Instruction
Repeat the data that follows, word for word, without the images.

Supplied information

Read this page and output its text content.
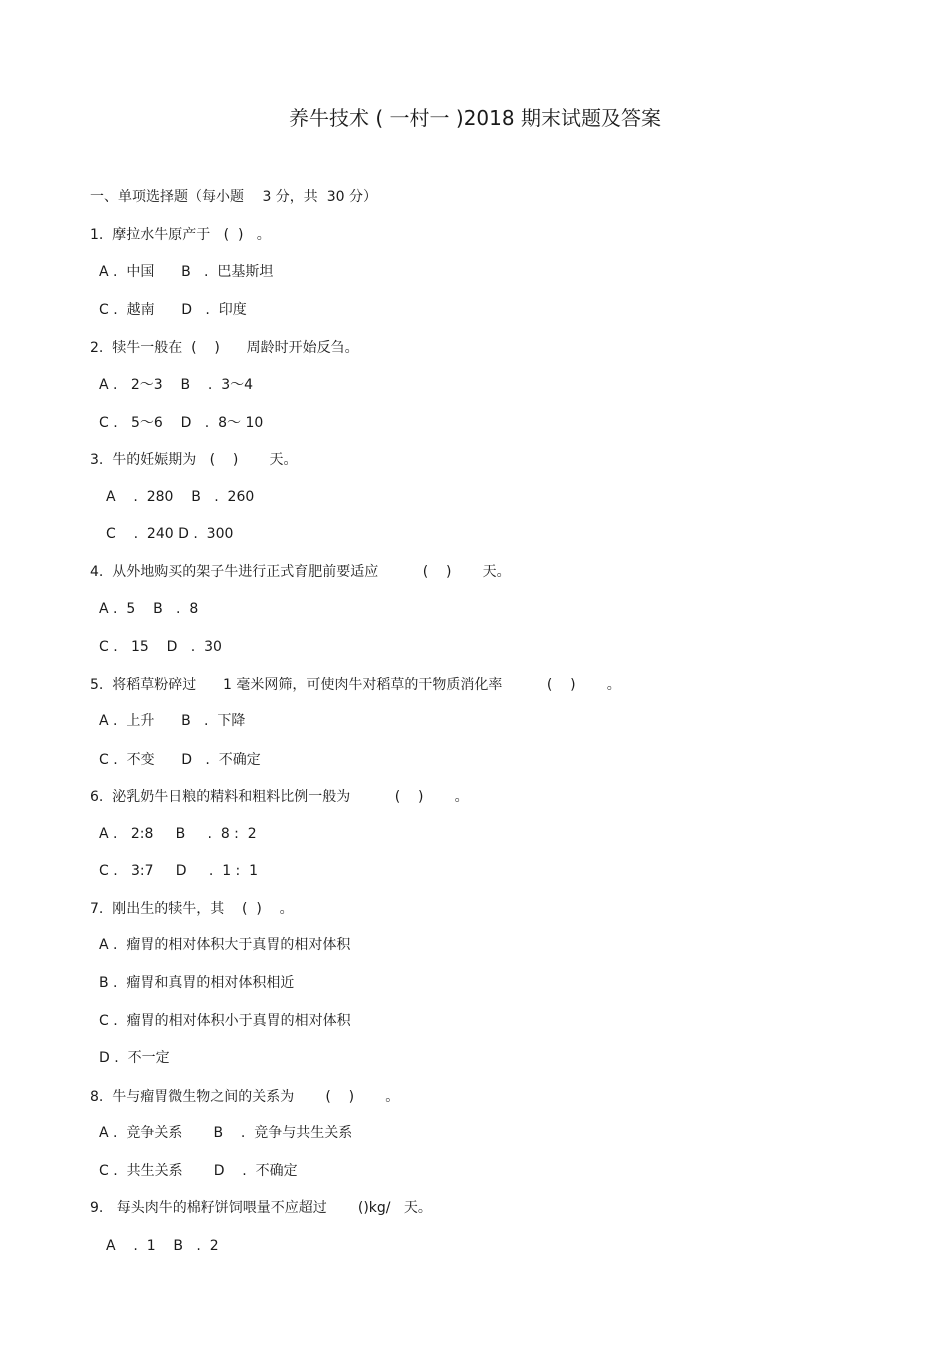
养牛技术 ( 一村一 )2018 期末试题及答案
一、单项选择题（每小题　 3 分，共  30 分）
1.  摩拉水牛原产于   (  )   。
A .  中国      B   .  巴基斯坦
C .  越南      D   .  印度
2.  犊牛一般在  (    )      周龄时开始反刍。
A .   2～3    B    .  3～4
C .   5～6    D   .  8～ 10
3.  牛的妊娠期为   (    )       天。
A    .  280    B   .  260
C    .  240 D .  300
4.  从外地购买的架子牛进行正式育肥前要适应          (    )       天。
A .  5    B   .  8
C .   15    D   .  30
5.  将稻草粉碎过      1 毫米网筛，可使肉牛对稻草的干物质消化率          (    )       。
A .  上升      B   .  下降
C .  不变      D   .  不确定
6.  泌乳奶牛日粮的精料和粗料比例一般为          (    )       。
A .   2:8     B     .  8 :  2
C .   3:7     D     .  1 :  1
7.  刚出生的犊牛，其    (  )    。
A .  瘤胃的相对体积大于真胃的相对体积
B .  瘤胃和真胃的相对体积相近
C .  瘤胃的相对体积小于真胃的相对体积
D .  不一定
8.  牛与瘤胃微生物之间的关系为       (    )       。
A .  竞争关系       B    .  竞争与共生关系
C .  共生关系       D    .  不确定
9.   每头肉牛的棉籽饼饲喂量不应超过       ()kg/   天。
A    .  1    B   .  2
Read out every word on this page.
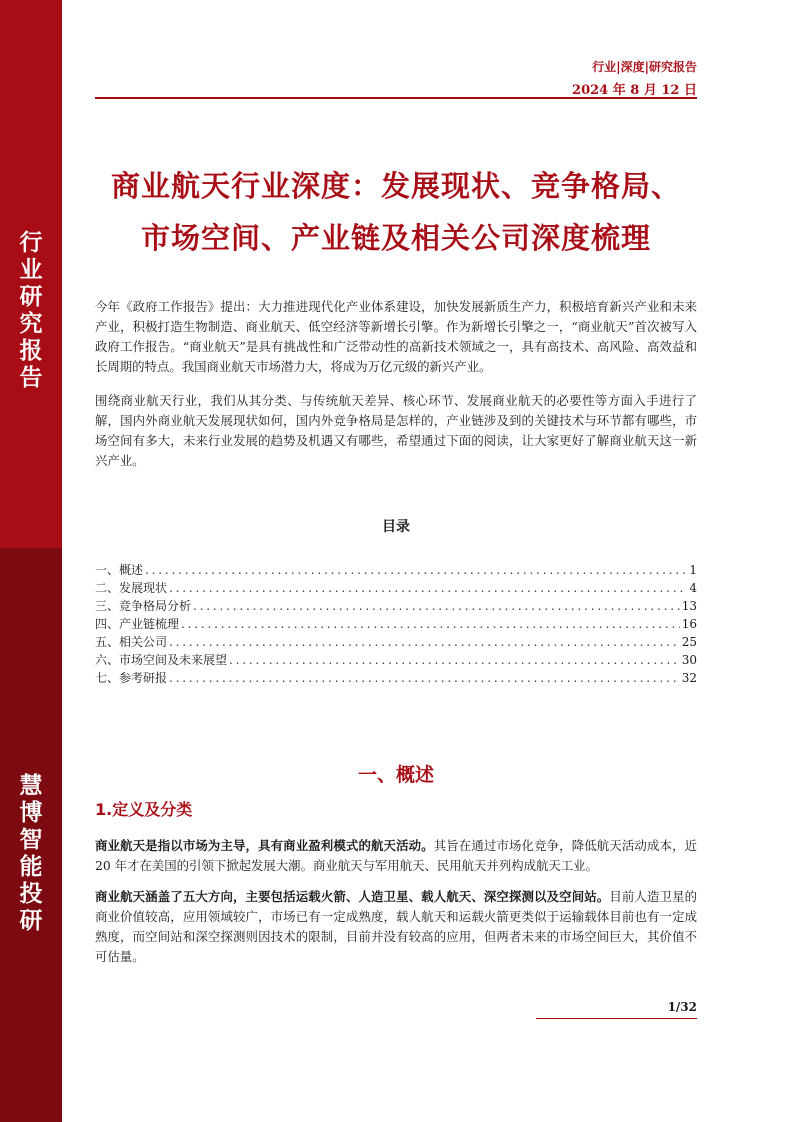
行业研究报告
慧博智能投研
行业|深度|研究报告
2024 年 8 月 12 日
商业航天行业深度：发展现状、竞争格局、
市场空间、产业链及相关公司深度梳理
今年《政府工作报告》提出：大力推进现代化产业体系建设，加快发展新质生产力，积极培育新兴产业和未来产业，积极打造生物制造、商业航天、低空经济等新增长引擎。作为新增长引擎之一，“商业航天”首次被写入政府工作报告。“商业航天”是具有挑战性和广泛带动性的高新技术领域之一，具有高技术、高风险、高效益和长周期的特点。我国商业航天市场潜力大，将成为万亿元级的新兴产业。
围绕商业航天行业，我们从其分类、与传统航天差异、核心环节、发展商业航天的必要性等方面入手进行了解，国内外商业航天发展现状如何，国内外竞争格局是怎样的，产业链涉及到的关键技术与环节都有哪些，市场空间有多大，未来行业发展的趋势及机遇又有哪些，希望通过下面的阅读，让大家更好了解商业航天这一新兴产业。
目录
一、概述 . . .	1
二、发展现状 . . .	4
三、竞争格局分析 . . .	13
四、产业链梳理 . . .	16
五、相关公司 . . .	25
六、市场空间及未来展望 . . .	30
七、参考研报 . . .	32
一、概述
1.定义及分类
商业航天是指以市场为主导，具有商业盈利模式的航天活动。其旨在通过市场化竞争，降低航天活动成本，近 20 年才在美国的引领下掀起发展大潮。商业航天与军用航天、民用航天并列构成航天工业。
商业航天涵盖了五大方向，主要包括运载火箭、人造卫星、载人航天、深空探测以及空间站。目前人造卫星的商业价值较高，应用领域较广，市场已有一定成熟度，载人航天和运载火箭更类似于运输载体目前也有一定成熟度，而空间站和深空探测则因技术的限制，目前并没有较高的应用，但两者未来的市场空间巨大，其价值不可估量。
1/32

Response
Read this page and output its text content.
养牛技术 ( 一村一 )2018 期末试题及答案
一、单项选择题（每小题　 3 分，共  30 分）
1.  摩拉水牛原产于   (  )   。
A .  中国      B   .  巴基斯坦
C .  越南      D   .  印度
2.  犊牛一般在  (    )      周龄时开始反刍。
A .   2～3    B    .  3～4
C .   5～6    D   .  8～ 10
3.  牛的妊娠期为   (    )       天。
A    .  280    B   .  260
C    .  240 D .  300
4.  从外地购买的架子牛进行正式育肥前要适应          (    )       天。
A .  5    B   .  8
C .   15    D   .  30
5.  将稻草粉碎过      1 毫米网筛，可使肉牛对稻草的干物质消化率          (    )       。
A .  上升      B   .  下降
C .  不变      D   .  不确定
6.  泌乳奶牛日粮的精料和粗料比例一般为          (    )       。
A .   2:8     B     .  8 :  2
C .   3:7     D     .  1 :  1
7.  刚出生的犊牛，其    (  )    。
A .  瘤胃的相对体积大于真胃的相对体积
B .  瘤胃和真胃的相对体积相近
C .  瘤胃的相对体积小于真胃的相对体积
D .  不一定
8.  牛与瘤胃微生物之间的关系为       (    )       。
A .  竞争关系       B    .  竞争与共生关系
C .  共生关系       D    .  不确定
9.   每头肉牛的棉籽饼饲喂量不应超过       ()kg/   天。
A    .  1    B   .  2
Read out every word on this page.
行业研究报告
慧博智能投研
行业|深度|研究报告
2024 年 8 月 12 日
商业航天行业深度：发展现状、竞争格局、
市场空间、产业链及相关公司深度梳理
今年《政府工作报告》提出：大力推进现代化产业体系建设，加快发展新质生产力，积极培育新兴产业和未来产业，积极打造生物制造、商业航天、低空经济等新增长引擎。作为新增长引擎之一，“商业航天”首次被写入政府工作报告。“商业航天”是具有挑战性和广泛带动性的高新技术领域之一，具有高技术、高风险、高效益和长周期的特点。我国商业航天市场潜力大，将成为万亿元级的新兴产业。
围绕商业航天行业，我们从其分类、与传统航天差异、核心环节、发展商业航天的必要性等方面入手进行了解，国内外商业航天发展现状如何，国内外竞争格局是怎样的，产业链涉及到的关键技术与环节都有哪些，市场空间有多大，未来行业发展的趋势及机遇又有哪些，希望通过下面的阅读，让大家更好了解商业航天这一新兴产业。
目录
一、概述 . . .	1
二、发展现状 . . .	4
三、竞争格局分析 . . .	13
四、产业链梳理 . . .	16
五、相关公司 . . .	25
六、市场空间及未来展望 . . .	30
七、参考研报 . . .	32
一、概述
1.定义及分类
商业航天是指以市场为主导，具有商业盈利模式的航天活动。其旨在通过市场化竞争，降低航天活动成本，近 20 年才在美国的引领下掀起发展大潮。商业航天与军用航天、民用航天并列构成航天工业。
商业航天涵盖了五大方向，主要包括运载火箭、人造卫星、载人航天、深空探测以及空间站。目前人造卫星的商业价值较高，应用领域较广，市场已有一定成熟度，载人航天和运载火箭更类似于运输载体目前也有一定成熟度，而空间站和深空探测则因技术的限制，目前并没有较高的应用，但两者未来的市场空间巨大，其价值不可估量。
1/32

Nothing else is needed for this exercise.